++++ Source extract ++++

If you are summing the digit positions into d1/10 + d2/100 + d3/1000
+ ....
that's fine!
If you want to put ALL FUNCTION at the start you are talking about a
bona-fide function here not my countable LIST:N->R of domain N.
>
> > > > (string-of-digits wise function)
>
> > > > or
>
> > > > {0..9}->{0..9)
>
> > > > (digit wise function)
>
> > > I'm not sure I understand.
>
> > > G takes then nth value of F and returns a real between
>
> > > .1^n and .1^(n+1) that differs from MOD(FLOOR(F(n),.1^(n+1)),.1^n)
>
> > > in a way where it will never be 9*(.1^(n+1)).
>
> > OK but you and George and all logicians are making the same mistake.
>
> I'm a computer programmer/systems analyst. I was deeply depressed when
> I took my symbolic logic classes so don't remember them very well. I'm
>
Lot's of students don't remember lectures very well for various
reasons! ;-)
>
> trying to relearn them as fast as I can. It's hard to do so given the
> diverse symbolic systems being used here and very bad assertions about
> the truth of the matter.
>
> Constructivist,http://en.wikipedia.org/wiki/Constructivism_(mathematics)
> make it very hard to talk about infinite sets. I never let my mathmatics
> be limited by the computers I've used and I never will. I do not accept
> there is no number if the system using numbers cannot encode it in native
> mode. Integers weren't limited to 256 just because that's all my 8080
> could handle.

++++ Information supplied ++++

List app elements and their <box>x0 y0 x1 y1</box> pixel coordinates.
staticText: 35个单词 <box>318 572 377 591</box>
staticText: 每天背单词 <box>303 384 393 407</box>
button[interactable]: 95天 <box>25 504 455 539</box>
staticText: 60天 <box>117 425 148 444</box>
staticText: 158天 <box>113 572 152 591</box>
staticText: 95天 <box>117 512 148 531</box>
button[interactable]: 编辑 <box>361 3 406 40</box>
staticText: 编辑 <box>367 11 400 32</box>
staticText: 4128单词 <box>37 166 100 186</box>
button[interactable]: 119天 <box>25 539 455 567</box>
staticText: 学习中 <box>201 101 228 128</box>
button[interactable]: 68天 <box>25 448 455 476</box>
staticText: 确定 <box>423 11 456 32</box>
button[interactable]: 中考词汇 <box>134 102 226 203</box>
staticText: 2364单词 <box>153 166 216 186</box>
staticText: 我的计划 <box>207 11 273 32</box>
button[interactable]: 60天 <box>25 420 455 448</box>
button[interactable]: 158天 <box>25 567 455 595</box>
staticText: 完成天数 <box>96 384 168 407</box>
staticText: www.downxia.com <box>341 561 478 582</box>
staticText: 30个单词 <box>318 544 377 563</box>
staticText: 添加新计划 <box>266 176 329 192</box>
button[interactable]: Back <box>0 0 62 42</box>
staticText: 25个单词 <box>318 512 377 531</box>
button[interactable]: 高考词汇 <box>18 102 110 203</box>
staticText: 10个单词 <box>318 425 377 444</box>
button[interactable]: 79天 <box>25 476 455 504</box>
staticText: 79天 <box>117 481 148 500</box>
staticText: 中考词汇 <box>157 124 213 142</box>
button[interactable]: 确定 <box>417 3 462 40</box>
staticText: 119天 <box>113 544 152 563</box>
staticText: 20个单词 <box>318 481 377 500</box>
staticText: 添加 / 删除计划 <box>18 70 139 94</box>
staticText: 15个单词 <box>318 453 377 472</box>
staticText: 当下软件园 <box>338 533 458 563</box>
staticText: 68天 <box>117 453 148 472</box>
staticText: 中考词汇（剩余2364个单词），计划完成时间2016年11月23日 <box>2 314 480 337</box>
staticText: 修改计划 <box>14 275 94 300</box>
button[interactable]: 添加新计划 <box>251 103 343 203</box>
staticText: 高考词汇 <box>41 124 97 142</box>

++++

In the forum thread, what job does one poster say they have?

**The reply:**
Computer programmer/systems analyst.